> **THE PROBLEM**
Find the number of lines in these records where the word "三级联创" appears. Reply with that number and nothing more.

▼▼▼

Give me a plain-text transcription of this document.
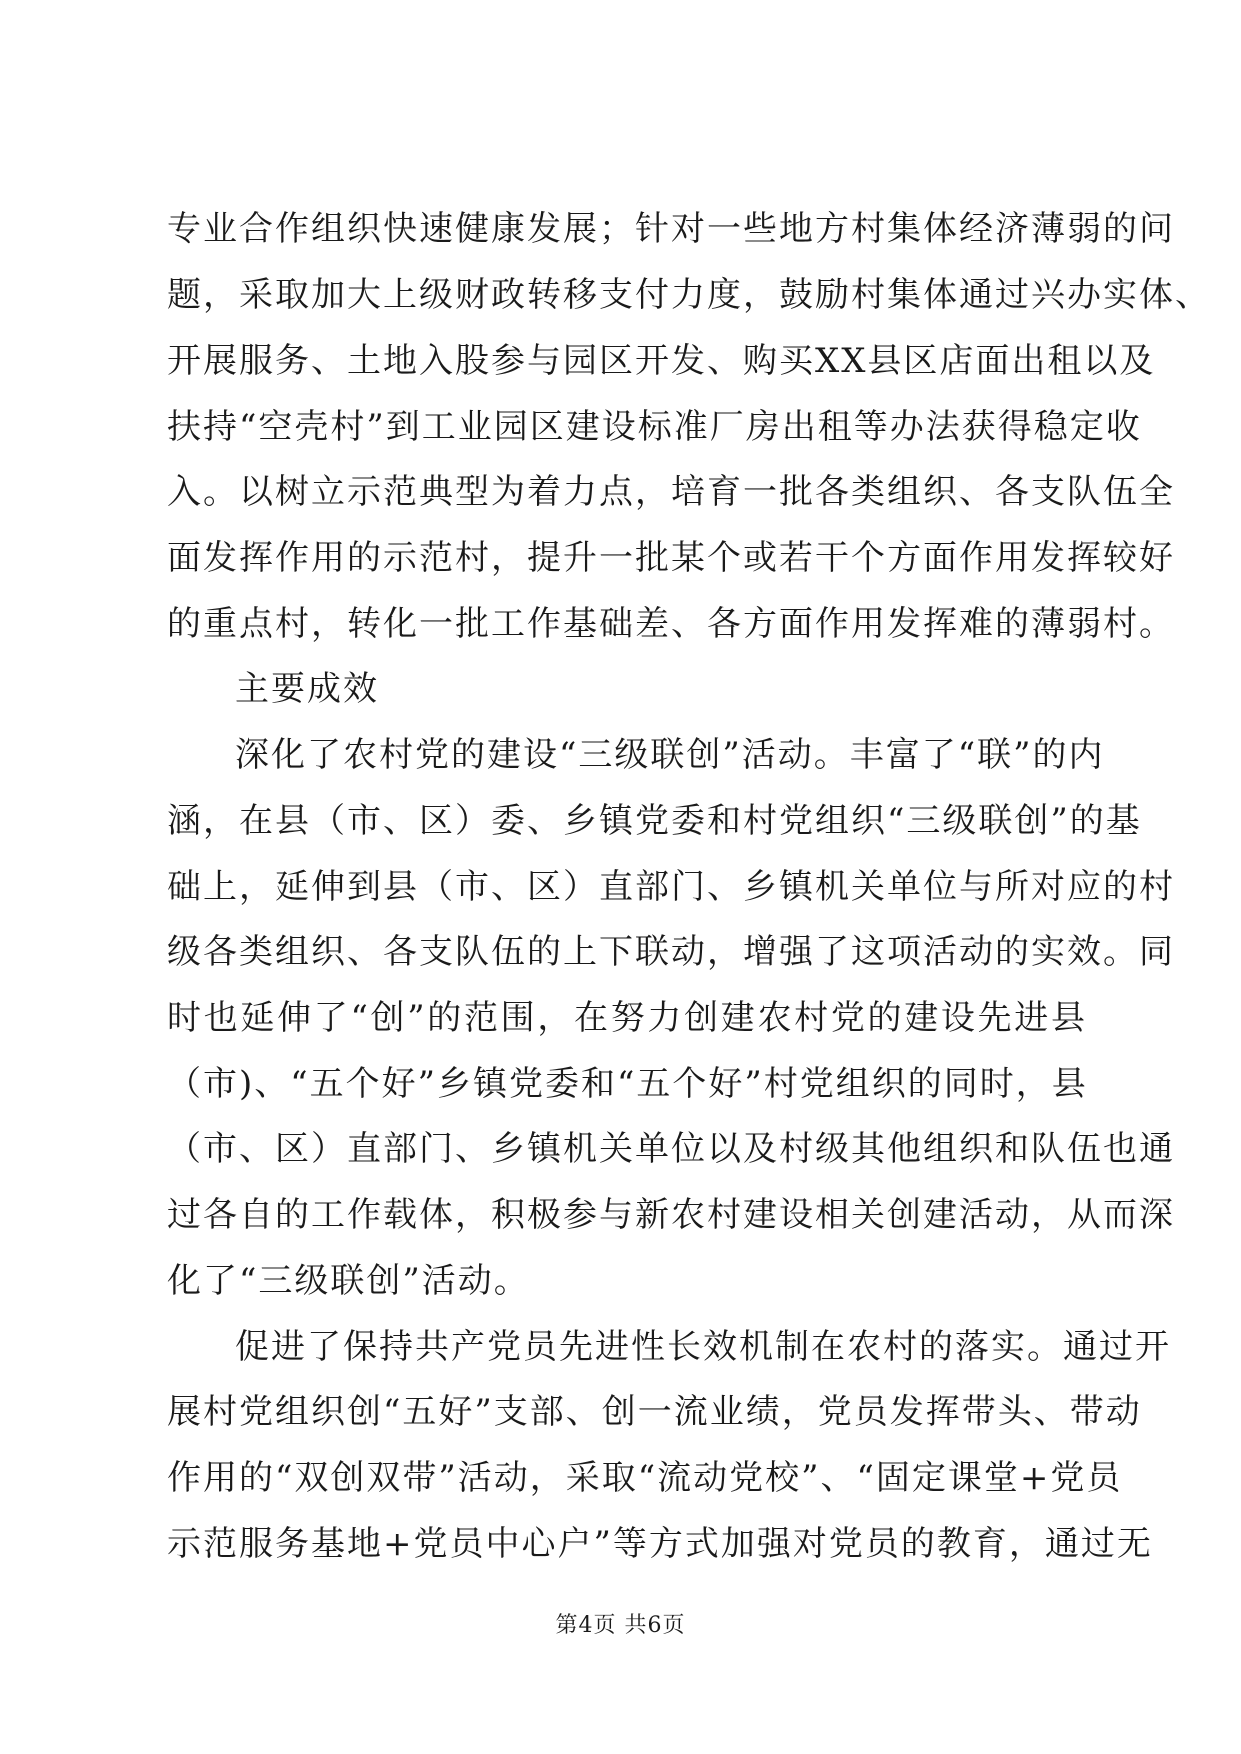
专业合作组织快速健康发展；针对一些地方村集体经济薄弱的问
题，采取加大上级财政转移支付力度，鼓励村集体通过兴办实体、
开展服务、土地入股参与园区开发、购买XX县区店面出租以及
扶持“空壳村”到工业园区建设标准厂房出租等办法获得稳定收
入。以树立示范典型为着力点，培育一批各类组织、各支队伍全
面发挥作用的示范村，提升一批某个或若干个方面作用发挥较好
的重点村，转化一批工作基础差、各方面作用发挥难的薄弱村。
主要成效
深化了农村党的建设“三级联创”活动。丰富了“联”的内
涵，在县（市、区）委、乡镇党委和村党组织“三级联创”的基
础上，延伸到县（市、区）直部门、乡镇机关单位与所对应的村
级各类组织、各支队伍的上下联动，增强了这项活动的实效。同
时也延伸了“创”的范围，在努力创建农村党的建设先进县
（市)、“五个好”乡镇党委和“五个好”村党组织的同时，县
（市、区）直部门、乡镇机关单位以及村级其他组织和队伍也通
过各自的工作载体，积极参与新农村建设相关创建活动，从而深
化了“三级联创”活动。
促进了保持共产党员先进性长效机制在农村的落实。通过开
展村党组织创“五好”支部、创一流业绩，党员发挥带头、带动
作用的“双创双带”活动，采取“流动党校”、“固定课堂+党员
示范服务基地+党员中心户”等方式加强对党员的教育，通过无
第4页 共6页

▲▲▲

> **TASK RESULT**
3